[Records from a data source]
BEGIN
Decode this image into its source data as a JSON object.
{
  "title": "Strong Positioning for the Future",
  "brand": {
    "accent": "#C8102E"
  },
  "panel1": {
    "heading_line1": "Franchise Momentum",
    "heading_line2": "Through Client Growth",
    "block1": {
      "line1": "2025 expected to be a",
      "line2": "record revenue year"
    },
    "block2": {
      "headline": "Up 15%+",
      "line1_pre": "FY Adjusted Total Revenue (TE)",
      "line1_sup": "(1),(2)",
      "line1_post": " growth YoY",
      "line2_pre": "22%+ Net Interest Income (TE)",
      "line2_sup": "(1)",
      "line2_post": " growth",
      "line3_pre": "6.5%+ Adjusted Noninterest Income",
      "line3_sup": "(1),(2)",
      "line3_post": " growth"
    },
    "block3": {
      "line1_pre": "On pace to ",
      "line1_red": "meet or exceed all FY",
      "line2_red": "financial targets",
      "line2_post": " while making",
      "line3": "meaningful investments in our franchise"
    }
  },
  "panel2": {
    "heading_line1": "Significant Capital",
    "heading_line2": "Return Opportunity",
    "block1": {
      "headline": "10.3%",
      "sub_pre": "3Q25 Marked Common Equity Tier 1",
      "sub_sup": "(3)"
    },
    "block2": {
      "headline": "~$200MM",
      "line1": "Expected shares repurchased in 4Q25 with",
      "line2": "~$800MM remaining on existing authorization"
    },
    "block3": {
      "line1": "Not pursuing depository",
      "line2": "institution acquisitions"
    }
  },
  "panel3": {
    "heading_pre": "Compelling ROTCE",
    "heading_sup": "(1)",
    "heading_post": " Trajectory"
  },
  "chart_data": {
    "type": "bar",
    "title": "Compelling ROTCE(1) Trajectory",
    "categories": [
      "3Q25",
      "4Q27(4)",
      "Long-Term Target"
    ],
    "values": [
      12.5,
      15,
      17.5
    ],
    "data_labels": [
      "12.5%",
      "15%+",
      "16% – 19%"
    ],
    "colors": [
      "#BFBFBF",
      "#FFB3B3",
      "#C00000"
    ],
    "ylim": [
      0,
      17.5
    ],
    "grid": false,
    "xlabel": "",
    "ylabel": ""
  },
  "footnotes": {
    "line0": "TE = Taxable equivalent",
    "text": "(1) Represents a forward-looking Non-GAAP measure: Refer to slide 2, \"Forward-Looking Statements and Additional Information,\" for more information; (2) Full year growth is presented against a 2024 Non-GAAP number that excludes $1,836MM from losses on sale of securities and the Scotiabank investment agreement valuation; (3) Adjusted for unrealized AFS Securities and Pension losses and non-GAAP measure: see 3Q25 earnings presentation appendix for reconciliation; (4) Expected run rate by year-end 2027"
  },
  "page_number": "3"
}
END
WRITTEN PROBLEM:
Your task is to extract all of the records exactly.

WRITTEN RESPONSE:
Decode this image into its source data as a JSON object.
{
  "title": "Strong Positioning for the Future",
  "brand": {
    "accent": "#C8102E"
  },
  "panel1": {
    "heading_line1": "Franchise Momentum",
    "heading_line2": "Through Client Growth",
    "block1": {
      "line1": "2025 expected to be a",
      "line2": "record revenue year"
    },
    "block2": {
      "headline": "Up 15%+",
      "line1_pre": "FY Adjusted Total Revenue (TE)",
      "line1_sup": "(1),(2)",
      "line1_post": " growth YoY",
      "line2_pre": "22%+ Net Interest Income (TE)",
      "line2_sup": "(1)",
      "line2_post": " growth",
      "line3_pre": "6.5%+ Adjusted Noninterest Income",
      "line3_sup": "(1),(2)",
      "line3_post": " growth"
    },
    "block3": {
      "line1_pre": "On pace to ",
      "line1_red": "meet or exceed all FY",
      "line2_red": "financial targets",
      "line2_post": " while making",
      "line3": "meaningful investments in our franchise"
    }
  },
  "panel2": {
    "heading_line1": "Significant Capital",
    "heading_line2": "Return Opportunity",
    "block1": {
      "headline": "10.3%",
      "sub_pre": "3Q25 Marked Common Equity Tier 1",
      "sub_sup": "(3)"
    },
    "block2": {
      "headline": "~$200MM",
      "line1": "Expected shares repurchased in 4Q25 with",
      "line2": "~$800MM remaining on existing authorization"
    },
    "block3": {
      "line1": "Not pursuing depository",
      "line2": "institution acquisitions"
    }
  },
  "panel3": {
    "heading_pre": "Compelling ROTCE",
    "heading_sup": "(1)",
    "heading_post": " Trajectory"
  },
  "chart_data": {
    "type": "bar",
    "title": "Compelling ROTCE(1) Trajectory",
    "categories": [
      "3Q25",
      "4Q27(4)",
      "Long-Term Target"
    ],
    "values": [
      12.5,
      15,
      17.5
    ],
    "data_labels": [
      "12.5%",
      "15%+",
      "16% – 19%"
    ],
    "colors": [
      "#BFBFBF",
      "#FFB3B3",
      "#C00000"
    ],
    "ylim": [
      0,
      17.5
    ],
    "grid": false,
    "xlabel": "",
    "ylabel": ""
  },
  "footnotes": {
    "line0": "TE = Taxable equivalent",
    "text": "(1) Represents a forward-looking Non-GAAP measure: Refer to slide 2, \"Forward-Looking Statements and Additional Information,\" for more information; (2) Full year growth is presented against a 2024 Non-GAAP number that excludes $1,836MM from losses on sale of securities and the Scotiabank investment agreement valuation; (3) Adjusted for unrealized AFS Securities and Pension losses and non-GAAP measure: see 3Q25 earnings presentation appendix for reconciliation; (4) Expected run rate by year-end 2027"
  },
  "page_number": "3"
}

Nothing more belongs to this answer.